[Entries from a dataset]
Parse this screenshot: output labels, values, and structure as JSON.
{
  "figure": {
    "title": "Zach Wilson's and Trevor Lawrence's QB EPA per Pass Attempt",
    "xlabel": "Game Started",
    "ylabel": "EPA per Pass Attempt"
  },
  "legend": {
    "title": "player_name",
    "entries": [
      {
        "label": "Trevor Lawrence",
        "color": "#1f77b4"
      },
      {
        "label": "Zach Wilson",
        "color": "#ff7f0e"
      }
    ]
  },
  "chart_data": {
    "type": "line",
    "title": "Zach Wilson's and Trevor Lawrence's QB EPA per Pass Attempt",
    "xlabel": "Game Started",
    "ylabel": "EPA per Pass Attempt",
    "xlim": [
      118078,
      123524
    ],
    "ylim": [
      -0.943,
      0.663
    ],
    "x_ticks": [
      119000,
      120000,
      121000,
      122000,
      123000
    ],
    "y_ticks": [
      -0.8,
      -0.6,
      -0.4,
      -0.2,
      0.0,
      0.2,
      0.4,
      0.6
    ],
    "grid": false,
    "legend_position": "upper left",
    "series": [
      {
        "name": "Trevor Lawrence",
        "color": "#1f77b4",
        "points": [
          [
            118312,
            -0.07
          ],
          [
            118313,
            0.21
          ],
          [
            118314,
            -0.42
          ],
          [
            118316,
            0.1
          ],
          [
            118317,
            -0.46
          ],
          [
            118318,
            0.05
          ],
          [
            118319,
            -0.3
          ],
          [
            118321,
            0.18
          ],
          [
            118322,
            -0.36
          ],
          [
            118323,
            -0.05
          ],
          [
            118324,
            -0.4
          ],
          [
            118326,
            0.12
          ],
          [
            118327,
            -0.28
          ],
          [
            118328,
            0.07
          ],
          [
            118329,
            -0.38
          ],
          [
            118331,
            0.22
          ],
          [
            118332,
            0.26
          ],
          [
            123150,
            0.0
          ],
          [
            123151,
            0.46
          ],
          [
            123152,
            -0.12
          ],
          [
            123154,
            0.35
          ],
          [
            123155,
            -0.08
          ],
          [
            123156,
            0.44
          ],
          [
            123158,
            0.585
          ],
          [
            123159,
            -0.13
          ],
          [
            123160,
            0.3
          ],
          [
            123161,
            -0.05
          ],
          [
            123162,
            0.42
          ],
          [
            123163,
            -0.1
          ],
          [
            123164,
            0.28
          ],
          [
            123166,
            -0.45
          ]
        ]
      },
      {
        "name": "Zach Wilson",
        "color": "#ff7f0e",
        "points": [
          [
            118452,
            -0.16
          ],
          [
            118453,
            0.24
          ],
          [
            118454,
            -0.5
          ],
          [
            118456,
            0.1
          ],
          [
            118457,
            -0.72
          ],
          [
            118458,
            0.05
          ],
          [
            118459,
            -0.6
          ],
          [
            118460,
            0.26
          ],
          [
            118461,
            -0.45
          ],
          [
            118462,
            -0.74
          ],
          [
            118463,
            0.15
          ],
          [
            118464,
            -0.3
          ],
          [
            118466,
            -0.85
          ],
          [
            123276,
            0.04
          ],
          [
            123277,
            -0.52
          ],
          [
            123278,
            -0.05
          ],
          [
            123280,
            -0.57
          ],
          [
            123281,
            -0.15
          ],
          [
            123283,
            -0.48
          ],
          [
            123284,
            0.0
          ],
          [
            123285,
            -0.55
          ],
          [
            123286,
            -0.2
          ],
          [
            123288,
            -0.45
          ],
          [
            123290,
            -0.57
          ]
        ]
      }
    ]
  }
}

* * *

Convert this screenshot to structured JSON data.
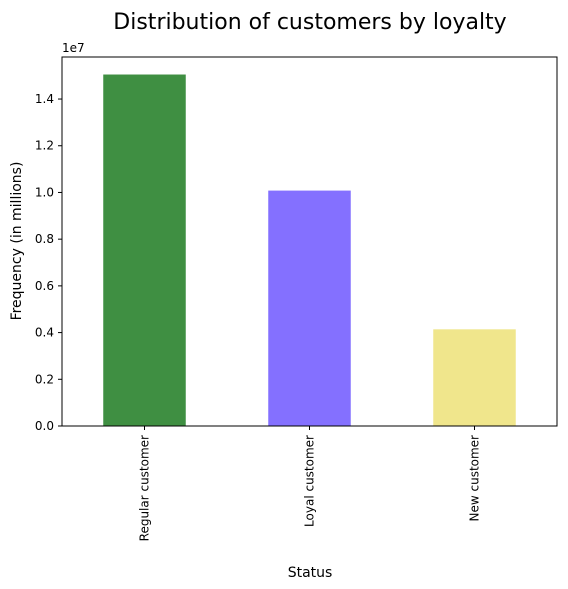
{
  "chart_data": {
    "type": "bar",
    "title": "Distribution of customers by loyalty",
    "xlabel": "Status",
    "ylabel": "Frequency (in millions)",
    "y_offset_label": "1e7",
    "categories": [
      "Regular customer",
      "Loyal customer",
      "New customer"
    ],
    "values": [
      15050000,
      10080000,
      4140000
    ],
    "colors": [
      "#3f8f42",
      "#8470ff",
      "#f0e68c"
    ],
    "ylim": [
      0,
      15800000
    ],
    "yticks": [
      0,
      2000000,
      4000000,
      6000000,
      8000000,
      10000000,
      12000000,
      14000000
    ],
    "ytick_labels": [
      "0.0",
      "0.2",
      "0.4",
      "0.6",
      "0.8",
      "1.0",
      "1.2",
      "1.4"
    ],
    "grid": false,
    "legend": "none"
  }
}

...

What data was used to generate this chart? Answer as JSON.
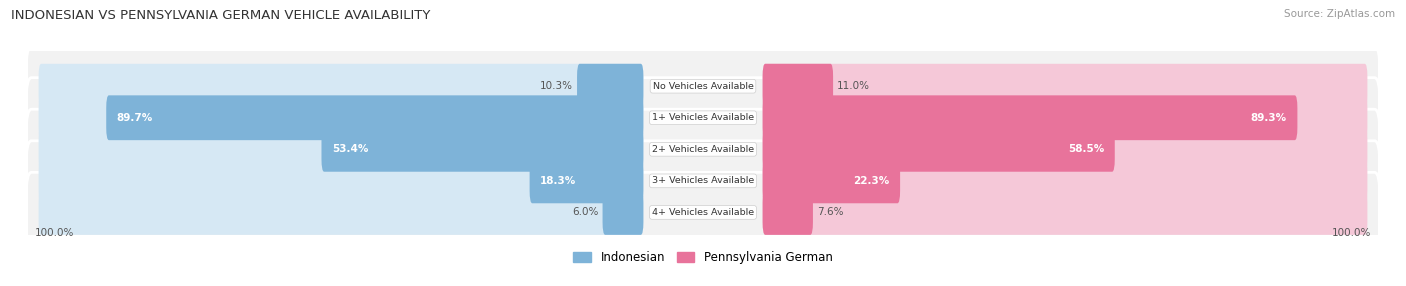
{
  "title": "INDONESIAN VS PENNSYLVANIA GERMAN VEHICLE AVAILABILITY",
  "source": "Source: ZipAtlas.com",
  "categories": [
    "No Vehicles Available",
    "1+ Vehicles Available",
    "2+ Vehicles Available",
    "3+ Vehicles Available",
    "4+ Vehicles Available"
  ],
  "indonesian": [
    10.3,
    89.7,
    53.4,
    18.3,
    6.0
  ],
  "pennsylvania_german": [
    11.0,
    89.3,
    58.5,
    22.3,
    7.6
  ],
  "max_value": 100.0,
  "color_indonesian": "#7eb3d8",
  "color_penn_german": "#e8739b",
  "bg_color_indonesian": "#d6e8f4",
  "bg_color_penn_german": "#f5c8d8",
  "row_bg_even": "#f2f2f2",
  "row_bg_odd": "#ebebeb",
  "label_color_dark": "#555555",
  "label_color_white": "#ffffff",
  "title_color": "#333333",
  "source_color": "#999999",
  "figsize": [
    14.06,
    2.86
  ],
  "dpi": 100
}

■ WHAT IS BEING ASKED:
Search the entries for the string "JSON" and collect each line that has it.

■ THE OUTPUT:
Parse this screenshot: output labels, values, and structure as JSON.
Convert this screenshot to structured JSON data.
What data was used to generate this chart? Answer as JSON.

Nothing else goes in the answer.